_WHAT IS ASKED_.
Where a line in the listing contains the string "color", copy that line out.

--- begin ---

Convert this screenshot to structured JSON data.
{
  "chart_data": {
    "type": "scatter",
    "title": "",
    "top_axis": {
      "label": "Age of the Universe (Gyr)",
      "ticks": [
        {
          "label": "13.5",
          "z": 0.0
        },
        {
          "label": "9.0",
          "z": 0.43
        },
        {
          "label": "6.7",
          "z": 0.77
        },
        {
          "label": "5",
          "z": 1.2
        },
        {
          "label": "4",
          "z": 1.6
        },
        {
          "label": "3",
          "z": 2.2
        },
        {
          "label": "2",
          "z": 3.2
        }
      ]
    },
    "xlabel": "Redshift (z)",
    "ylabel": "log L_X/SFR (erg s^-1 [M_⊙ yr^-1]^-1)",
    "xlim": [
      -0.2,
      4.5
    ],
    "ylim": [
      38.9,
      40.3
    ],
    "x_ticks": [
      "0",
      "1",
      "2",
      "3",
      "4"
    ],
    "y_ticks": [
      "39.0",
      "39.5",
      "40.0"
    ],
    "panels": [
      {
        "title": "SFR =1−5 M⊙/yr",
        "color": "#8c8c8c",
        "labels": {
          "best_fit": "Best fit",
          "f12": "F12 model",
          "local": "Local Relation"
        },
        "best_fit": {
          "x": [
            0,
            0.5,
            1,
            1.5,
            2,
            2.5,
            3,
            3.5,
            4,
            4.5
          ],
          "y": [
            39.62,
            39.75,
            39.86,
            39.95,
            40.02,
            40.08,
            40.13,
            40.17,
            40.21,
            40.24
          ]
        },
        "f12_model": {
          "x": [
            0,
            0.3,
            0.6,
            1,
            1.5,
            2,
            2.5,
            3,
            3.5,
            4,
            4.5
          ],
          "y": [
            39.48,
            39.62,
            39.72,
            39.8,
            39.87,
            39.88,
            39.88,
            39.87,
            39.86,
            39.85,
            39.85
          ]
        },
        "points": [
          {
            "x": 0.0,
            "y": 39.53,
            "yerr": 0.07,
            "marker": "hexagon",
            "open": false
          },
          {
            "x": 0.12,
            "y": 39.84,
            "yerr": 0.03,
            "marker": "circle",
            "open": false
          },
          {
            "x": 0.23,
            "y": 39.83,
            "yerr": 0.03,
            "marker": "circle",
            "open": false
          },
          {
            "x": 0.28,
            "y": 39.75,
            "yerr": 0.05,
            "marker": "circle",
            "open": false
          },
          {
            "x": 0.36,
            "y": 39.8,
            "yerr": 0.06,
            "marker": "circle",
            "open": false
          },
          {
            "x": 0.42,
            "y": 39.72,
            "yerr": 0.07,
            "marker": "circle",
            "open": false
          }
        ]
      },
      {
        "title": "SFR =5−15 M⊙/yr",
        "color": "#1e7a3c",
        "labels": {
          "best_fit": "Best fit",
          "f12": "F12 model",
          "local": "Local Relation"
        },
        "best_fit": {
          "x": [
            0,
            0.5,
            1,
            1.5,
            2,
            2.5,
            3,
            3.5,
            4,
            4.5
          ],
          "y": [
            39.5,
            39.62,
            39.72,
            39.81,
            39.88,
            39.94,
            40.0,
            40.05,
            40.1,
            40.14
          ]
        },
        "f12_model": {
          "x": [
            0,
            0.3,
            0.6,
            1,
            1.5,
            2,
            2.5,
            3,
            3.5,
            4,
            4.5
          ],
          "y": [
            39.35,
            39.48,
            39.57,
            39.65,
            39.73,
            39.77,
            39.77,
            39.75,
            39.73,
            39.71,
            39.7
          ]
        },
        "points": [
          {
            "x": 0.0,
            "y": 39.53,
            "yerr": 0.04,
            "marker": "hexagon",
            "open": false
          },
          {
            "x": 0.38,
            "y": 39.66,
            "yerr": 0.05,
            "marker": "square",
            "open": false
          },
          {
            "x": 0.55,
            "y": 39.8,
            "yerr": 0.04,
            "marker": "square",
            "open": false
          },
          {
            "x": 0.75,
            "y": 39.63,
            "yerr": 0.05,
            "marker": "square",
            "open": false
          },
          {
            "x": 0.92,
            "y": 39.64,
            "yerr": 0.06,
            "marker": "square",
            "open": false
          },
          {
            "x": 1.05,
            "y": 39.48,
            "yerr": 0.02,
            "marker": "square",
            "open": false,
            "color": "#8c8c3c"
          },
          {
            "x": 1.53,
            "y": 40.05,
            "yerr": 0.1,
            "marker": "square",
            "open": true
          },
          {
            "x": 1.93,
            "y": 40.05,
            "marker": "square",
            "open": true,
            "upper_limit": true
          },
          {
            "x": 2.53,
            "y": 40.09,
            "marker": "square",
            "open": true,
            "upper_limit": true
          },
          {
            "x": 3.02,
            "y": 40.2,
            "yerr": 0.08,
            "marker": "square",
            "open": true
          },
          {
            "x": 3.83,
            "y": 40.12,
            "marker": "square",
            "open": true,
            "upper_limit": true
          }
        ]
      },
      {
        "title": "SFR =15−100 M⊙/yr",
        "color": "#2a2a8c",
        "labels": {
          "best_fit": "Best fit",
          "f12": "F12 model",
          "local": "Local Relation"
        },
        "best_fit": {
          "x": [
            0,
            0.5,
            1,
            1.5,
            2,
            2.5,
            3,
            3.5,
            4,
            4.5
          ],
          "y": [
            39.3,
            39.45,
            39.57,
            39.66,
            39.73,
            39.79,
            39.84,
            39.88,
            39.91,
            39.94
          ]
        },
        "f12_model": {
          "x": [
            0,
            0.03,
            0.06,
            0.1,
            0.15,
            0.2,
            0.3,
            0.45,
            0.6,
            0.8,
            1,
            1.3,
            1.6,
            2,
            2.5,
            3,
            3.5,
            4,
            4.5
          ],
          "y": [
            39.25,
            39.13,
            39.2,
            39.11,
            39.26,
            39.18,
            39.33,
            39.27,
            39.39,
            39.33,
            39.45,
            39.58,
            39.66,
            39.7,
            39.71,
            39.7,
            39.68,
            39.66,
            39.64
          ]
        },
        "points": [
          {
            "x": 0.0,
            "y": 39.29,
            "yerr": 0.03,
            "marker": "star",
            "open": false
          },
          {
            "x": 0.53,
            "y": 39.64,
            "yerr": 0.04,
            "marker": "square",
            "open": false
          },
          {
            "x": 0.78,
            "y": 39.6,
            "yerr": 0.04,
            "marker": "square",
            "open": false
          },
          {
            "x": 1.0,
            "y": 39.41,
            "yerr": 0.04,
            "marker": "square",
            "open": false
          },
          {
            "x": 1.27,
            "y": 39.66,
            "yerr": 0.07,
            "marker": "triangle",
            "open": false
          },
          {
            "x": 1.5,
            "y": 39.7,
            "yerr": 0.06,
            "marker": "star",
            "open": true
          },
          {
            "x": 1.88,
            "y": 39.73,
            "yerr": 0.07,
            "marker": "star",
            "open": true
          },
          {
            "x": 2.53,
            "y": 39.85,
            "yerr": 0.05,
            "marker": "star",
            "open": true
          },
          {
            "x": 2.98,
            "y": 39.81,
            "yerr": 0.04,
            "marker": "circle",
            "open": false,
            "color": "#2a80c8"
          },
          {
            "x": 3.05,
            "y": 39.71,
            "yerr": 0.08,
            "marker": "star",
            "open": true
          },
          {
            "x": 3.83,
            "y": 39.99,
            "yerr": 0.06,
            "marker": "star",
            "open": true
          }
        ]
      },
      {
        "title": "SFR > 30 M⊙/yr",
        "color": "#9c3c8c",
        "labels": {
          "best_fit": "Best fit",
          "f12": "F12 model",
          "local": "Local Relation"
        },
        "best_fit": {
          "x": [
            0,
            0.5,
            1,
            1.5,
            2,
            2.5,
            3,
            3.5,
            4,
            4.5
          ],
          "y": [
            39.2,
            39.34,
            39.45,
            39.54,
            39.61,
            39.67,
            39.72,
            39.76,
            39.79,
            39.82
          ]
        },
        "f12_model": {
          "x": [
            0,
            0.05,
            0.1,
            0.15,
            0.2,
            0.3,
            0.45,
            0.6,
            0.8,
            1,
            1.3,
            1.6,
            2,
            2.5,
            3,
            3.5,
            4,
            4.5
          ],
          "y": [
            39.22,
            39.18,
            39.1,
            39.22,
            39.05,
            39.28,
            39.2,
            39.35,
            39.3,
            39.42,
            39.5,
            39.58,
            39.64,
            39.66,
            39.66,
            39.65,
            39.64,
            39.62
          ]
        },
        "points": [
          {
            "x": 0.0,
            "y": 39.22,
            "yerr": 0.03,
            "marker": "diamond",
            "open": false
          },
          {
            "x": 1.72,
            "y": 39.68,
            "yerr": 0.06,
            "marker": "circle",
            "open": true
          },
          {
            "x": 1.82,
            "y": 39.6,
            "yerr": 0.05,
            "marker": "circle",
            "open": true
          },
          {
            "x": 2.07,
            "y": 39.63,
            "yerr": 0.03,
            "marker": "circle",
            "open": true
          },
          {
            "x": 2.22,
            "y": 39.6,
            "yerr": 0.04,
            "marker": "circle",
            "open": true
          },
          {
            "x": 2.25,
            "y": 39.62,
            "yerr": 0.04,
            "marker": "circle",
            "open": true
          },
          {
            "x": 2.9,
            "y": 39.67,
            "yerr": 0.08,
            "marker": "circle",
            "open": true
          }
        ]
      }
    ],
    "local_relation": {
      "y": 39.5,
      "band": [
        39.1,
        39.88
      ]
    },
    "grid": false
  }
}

--- end ---

_RESPONSE TO THE EXERCISE_.
        "color": "#8c8c8c",
        "color": "#1e7a3c",
            "color": "#8c8c3c"
        "color": "#2a2a8c",
            "color": "#2a80c8"
        "color": "#9c3c8c",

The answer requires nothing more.